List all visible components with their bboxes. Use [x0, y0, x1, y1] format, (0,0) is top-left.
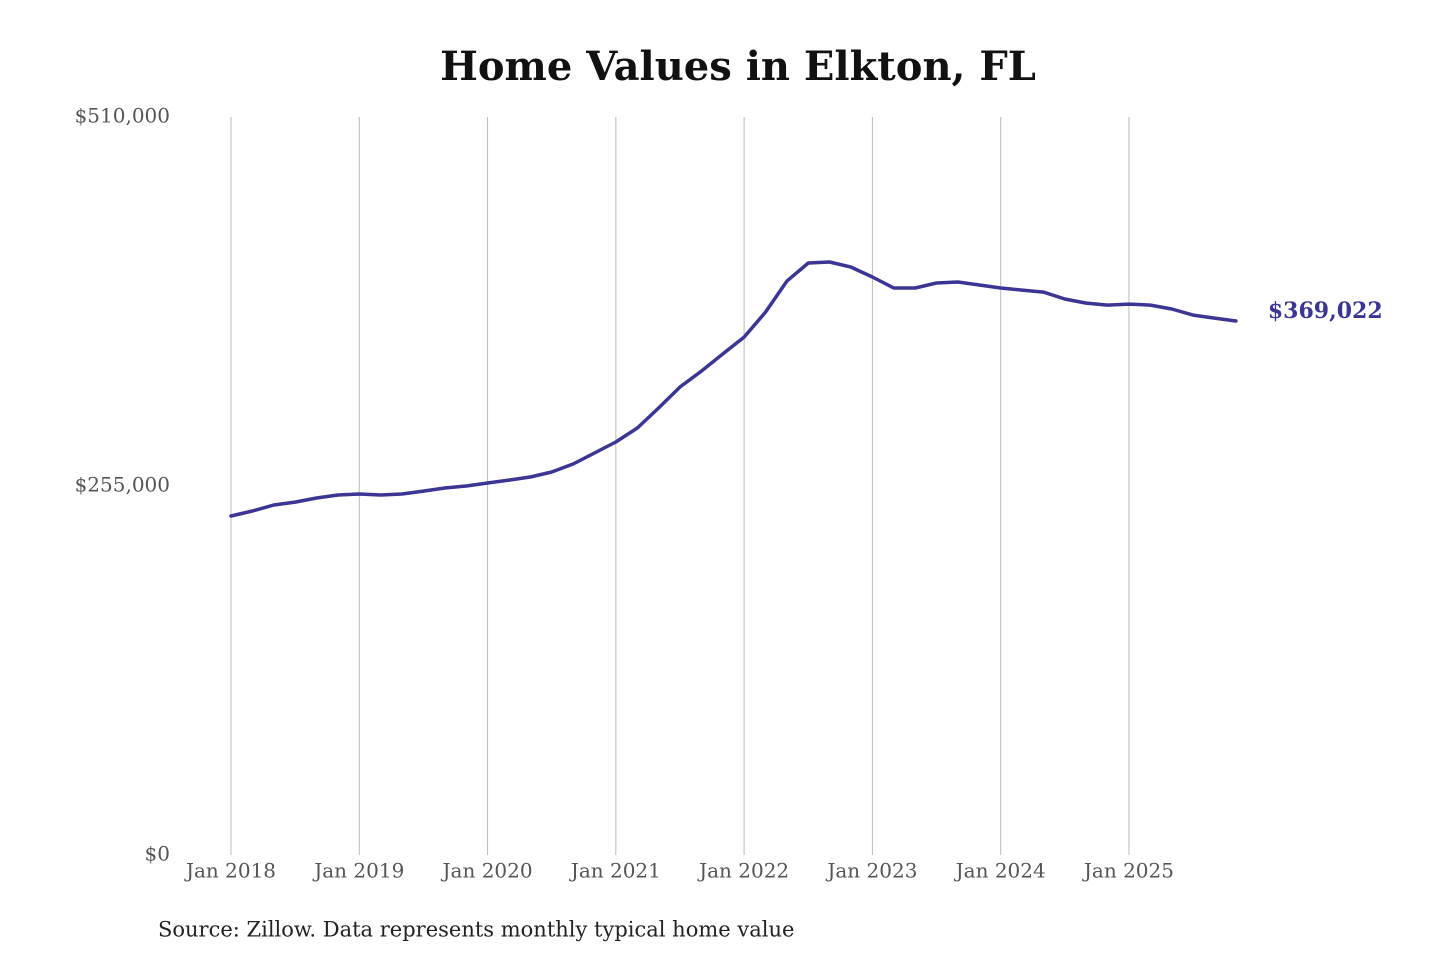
x-tick-label: Jan 2019	[312, 859, 404, 883]
source-note: Source: Zillow. Data represents monthly …	[158, 918, 794, 942]
x-tick-label: Jan 2020	[441, 859, 533, 883]
x-tick-label: Jan 2022	[697, 859, 789, 883]
chart-title: Home Values in Elkton, FL	[440, 43, 1036, 90]
x-tick-label: Jan 2023	[825, 859, 917, 883]
y-tick-label: $510,000	[75, 104, 170, 128]
line-series	[229, 260, 1238, 518]
x-tick-label: Jan 2018	[184, 859, 276, 883]
value-label: $369,022	[1268, 298, 1383, 324]
x-tick-label: Jan 2025	[1082, 859, 1174, 883]
x-tick-label: Jan 2024	[954, 859, 1046, 883]
y-tick-label: $0	[145, 842, 170, 866]
x-tick-label: Jan 2021	[569, 859, 661, 883]
y-tick-label: $255,000	[75, 473, 170, 497]
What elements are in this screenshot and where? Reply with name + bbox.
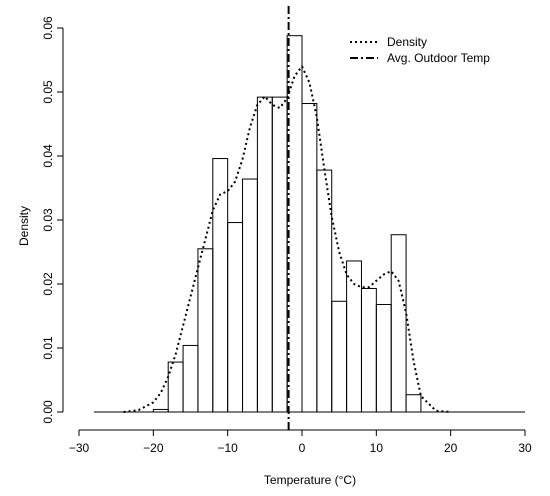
- x-tick-label: 0: [299, 441, 306, 455]
- legend-avg-temp-label: Avg. Outdoor Temp: [387, 51, 490, 65]
- histogram-bar: [390, 234, 407, 413]
- y-tick-label: 0.04: [41, 144, 55, 168]
- y-tick-label: 0.05: [41, 80, 55, 104]
- histogram-bar: [256, 96, 273, 413]
- legend: Density Avg. Outdoor Temp: [350, 35, 490, 65]
- y-axis-label: Density: [17, 206, 31, 246]
- x-tick-label: 20: [444, 441, 458, 455]
- bars-layer: [93, 35, 525, 413]
- histogram-bar: [167, 361, 184, 413]
- histogram-bar: [271, 96, 288, 413]
- x-tick-label: 10: [370, 441, 384, 455]
- histogram-bar: [182, 344, 199, 413]
- histogram-bar: [375, 303, 392, 413]
- histogram-bar: [152, 408, 169, 413]
- x-tick-label: 30: [518, 441, 532, 455]
- histogram-bar: [405, 394, 422, 413]
- x-tick-label: −10: [217, 441, 238, 455]
- y-tick-label: 0.06: [41, 16, 55, 40]
- histogram-bar: [301, 103, 318, 413]
- y-tick-label: 0.02: [41, 272, 55, 296]
- histogram-bar: [360, 287, 377, 413]
- histogram-bar: [331, 300, 348, 413]
- x-axis: −30 −20 −10 0 10 20 30: [69, 429, 532, 455]
- y-axis: 0.00 0.01 0.02 0.03 0.04 0.05 0.06: [41, 16, 64, 424]
- legend-density-label: Density: [387, 35, 427, 49]
- y-tick-label: 0.01: [41, 336, 55, 360]
- x-axis-label: Temperature (°C): [264, 473, 356, 487]
- y-tick-label: 0.03: [41, 208, 55, 232]
- x-tick-label: −20: [143, 441, 164, 455]
- histogram-bar: [316, 169, 333, 413]
- histogram-bar: [242, 178, 258, 413]
- y-tick-label: 0.00: [41, 400, 55, 424]
- histogram-bar: [227, 222, 244, 413]
- histogram-bar: [212, 158, 229, 413]
- histogram-bar: [197, 248, 214, 413]
- x-tick-label: −30: [69, 441, 90, 455]
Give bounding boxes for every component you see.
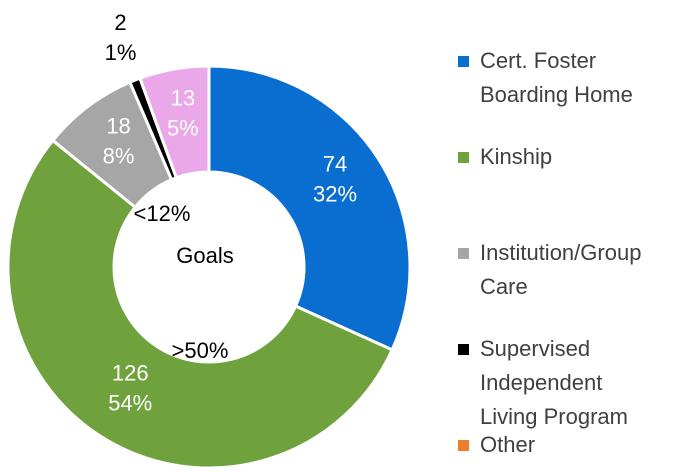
data-label: 126 bbox=[112, 361, 149, 386]
data-label-percent: 5% bbox=[167, 115, 199, 140]
data-label: 74 bbox=[323, 152, 347, 177]
legend-entry: Cert. Foster Boarding Home bbox=[458, 44, 663, 112]
data-label-percent: 54% bbox=[108, 391, 152, 416]
legend-entry: Institution/Group Care bbox=[458, 236, 663, 304]
data-label: 18 bbox=[106, 113, 130, 138]
legend-label: Institution/Group Care bbox=[480, 240, 642, 299]
data-label-percent: 8% bbox=[103, 143, 135, 168]
data-label-percent: 32% bbox=[313, 182, 357, 207]
annotation: Goals bbox=[176, 243, 233, 268]
data-label-percent: 1% bbox=[105, 40, 137, 65]
donut-slice bbox=[6, 138, 395, 470]
donut-slice bbox=[138, 64, 211, 180]
legend-swatch bbox=[458, 152, 469, 163]
legend-entry: Kinship bbox=[458, 140, 663, 174]
legend-label: Other bbox=[480, 432, 536, 457]
annotation: <12% bbox=[134, 201, 191, 226]
legend-label: Kinship bbox=[480, 144, 553, 169]
legend-label: Supervised Independent Living Program bbox=[480, 336, 628, 429]
data-label: 13 bbox=[171, 85, 195, 110]
legend-swatch bbox=[458, 344, 469, 355]
legend-swatch bbox=[458, 440, 469, 451]
donut-slice bbox=[207, 64, 412, 352]
legend-swatch bbox=[458, 56, 469, 67]
legend-label: Cert. Foster Boarding Home bbox=[480, 48, 633, 107]
annotation: >50% bbox=[172, 338, 229, 363]
legend-swatch bbox=[458, 248, 469, 259]
legend-entry: Supervised Independent Living Program bbox=[458, 332, 663, 434]
data-label: 2 bbox=[114, 10, 126, 35]
legend-entry: Other bbox=[458, 428, 663, 462]
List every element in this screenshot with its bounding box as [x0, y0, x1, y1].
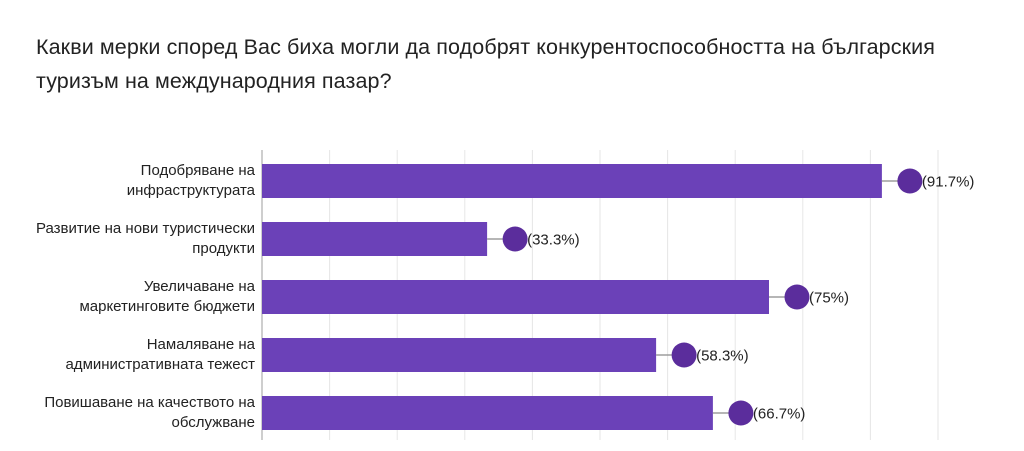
category-label-line: обслужване: [172, 414, 256, 431]
category-label-line: Развитие на нови туристически: [36, 220, 255, 237]
chart-title: Какви мерки според Вас биха могли да под…: [36, 35, 935, 93]
bar: [262, 280, 769, 314]
category-label-line: административната тежест: [65, 356, 255, 373]
bar: [262, 338, 657, 372]
category-label: Подобряване на инфраструктурата: [127, 162, 256, 199]
category-label: Повишаване на качеството на обслужване: [44, 394, 255, 431]
category-label-line: инфраструктурата: [127, 182, 256, 199]
value-marker: [897, 168, 923, 194]
category-label: Намаляване на административната тежест: [65, 336, 255, 373]
category-label-line: Подобряване на: [141, 162, 256, 179]
value-marker: [671, 342, 697, 368]
value-marker: [728, 400, 754, 426]
category-label-line: Намаляване на: [147, 336, 256, 353]
data-label: (33.3%): [527, 232, 580, 249]
data-label: (91.7%): [922, 174, 975, 191]
category-label: Развитие на нови туристически продукти: [36, 220, 255, 257]
category-label: Увеличаване на маркетинговите бюджети: [79, 278, 255, 315]
data-label: (75%): [809, 290, 849, 307]
category-label-line: Повишаване на качеството на: [44, 394, 255, 411]
category-label-line: маркетинговите бюджети: [79, 298, 255, 315]
bar: [262, 164, 882, 198]
category-label-line: продукти: [192, 240, 255, 257]
data-label: (66.7%): [753, 406, 806, 423]
bar: [262, 222, 488, 256]
bar: [262, 396, 713, 430]
value-marker: [502, 226, 528, 252]
category-label-line: Увеличаване на: [144, 278, 256, 295]
data-label: (58.3%): [696, 348, 749, 365]
value-marker: [784, 284, 810, 310]
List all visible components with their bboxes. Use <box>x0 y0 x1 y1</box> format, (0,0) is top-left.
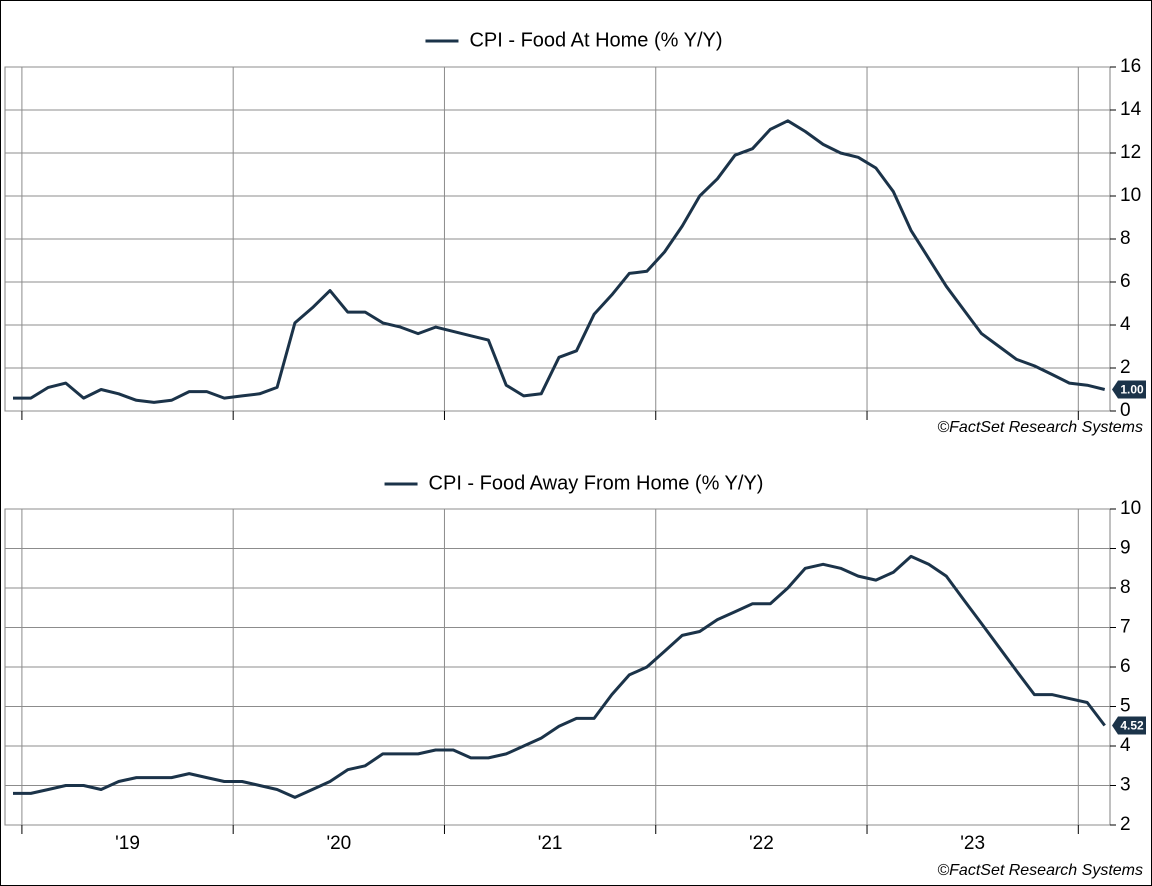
y-tick-label: 0 <box>1120 400 1131 421</box>
x-tick-label: '20 <box>326 833 351 854</box>
y-tick-label: 8 <box>1120 228 1131 249</box>
x-tick-label: '19 <box>115 833 140 854</box>
series-line <box>13 554 1106 799</box>
y-tick-label: 9 <box>1120 538 1131 559</box>
end-badge <box>1112 716 1146 735</box>
y-tick-label: 6 <box>1120 271 1131 292</box>
chart-title: CPI - Food At Home (% Y/Y) <box>469 29 722 51</box>
y-tick-label: 3 <box>1120 775 1131 796</box>
y-tick-label: 2 <box>1120 357 1131 378</box>
end-label: 4.52 <box>1120 719 1144 733</box>
y-tick-label: 10 <box>1120 185 1141 206</box>
end-badge <box>1112 380 1146 399</box>
y-tick-label: 7 <box>1120 617 1131 638</box>
x-tick-label: '23 <box>960 833 985 854</box>
source-note: ©FactSet Research Systems <box>937 419 1143 436</box>
x-tick-label: '22 <box>749 833 774 854</box>
chart-title: CPI - Food Away From Home (% Y/Y) <box>429 472 764 494</box>
y-tick-label: 4 <box>1120 314 1131 335</box>
x-tick-label: '21 <box>538 833 563 854</box>
y-tick-label: 5 <box>1120 696 1131 717</box>
y-tick-label: 4 <box>1120 735 1131 756</box>
y-tick-label: 2 <box>1120 814 1131 835</box>
y-tick-label: 14 <box>1120 99 1142 120</box>
y-tick-label: 16 <box>1120 56 1141 77</box>
source-note: ©FactSet Research Systems <box>937 862 1143 879</box>
series-line <box>13 119 1106 404</box>
y-tick-label: 6 <box>1120 656 1131 677</box>
y-tick-label: 10 <box>1120 498 1141 519</box>
end-label: 1.00 <box>1120 383 1144 397</box>
y-tick-label: 8 <box>1120 577 1131 598</box>
y-tick-label: 12 <box>1120 142 1141 163</box>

_WHAT IS ASKED_
Format the stretch of the records from the line containing "- x-tick-label: 0: [299, 441, 306, 455]" through the line containing "- histogram-bar: [301, 103, 318, 413]" as a Markdown table with two columns, Row and Text. Put a running row number under Row and each line under Text, and skip any blank lines.

_FULL OUTPUT_
| Row | Text |
|---|---|
| 1 | - x-tick-label: 0: [299, 441, 306, 455] |
| 2 | - legend-avg-temp-label: Avg. Outdoor Temp: [387, 51, 490, 65] |
| 3 | - histogram-bar: [390, 234, 407, 413] |
| 4 | - y-tick-label: 0.04: [41, 144, 55, 168] |
| 5 | - y-tick-label: 0.05: [41, 80, 55, 104] |
| 6 | - histogram-bar: [256, 96, 273, 413] |
| 7 | - legend: Density Avg. Outdoor Temp: [350, 35, 490, 65] |
| 8 | - y-axis-label: Density: [17, 206, 31, 246] |
| 9 | - x-tick-label: 20: [444, 441, 458, 455] |
| 10 | - bars-layer: [93, 35, 525, 413] |
| 11 | - histogram-bar: [167, 361, 184, 413] |
| 12 | - histogram-bar: [271, 96, 288, 413] |
| 13 | - x-tick-label: 10: [370, 441, 384, 455] |
| 14 | - histogram-bar: [182, 344, 199, 413] |
| 15 | - histogram-bar: [375, 303, 392, 413] |
| 16 | - histogram-bar: [152, 408, 169, 413] |
| 17 | - x-tick-label: 30: [518, 441, 532, 455] |
| 18 | - histogram-bar: [405, 394, 422, 413] |
| 19 | - x-tick-label: −10: [217, 441, 238, 455] |
| 20 | - y-tick-label: 0.06: [41, 16, 55, 40] |
| 21 | - histogram-bar: [301, 103, 318, 413] |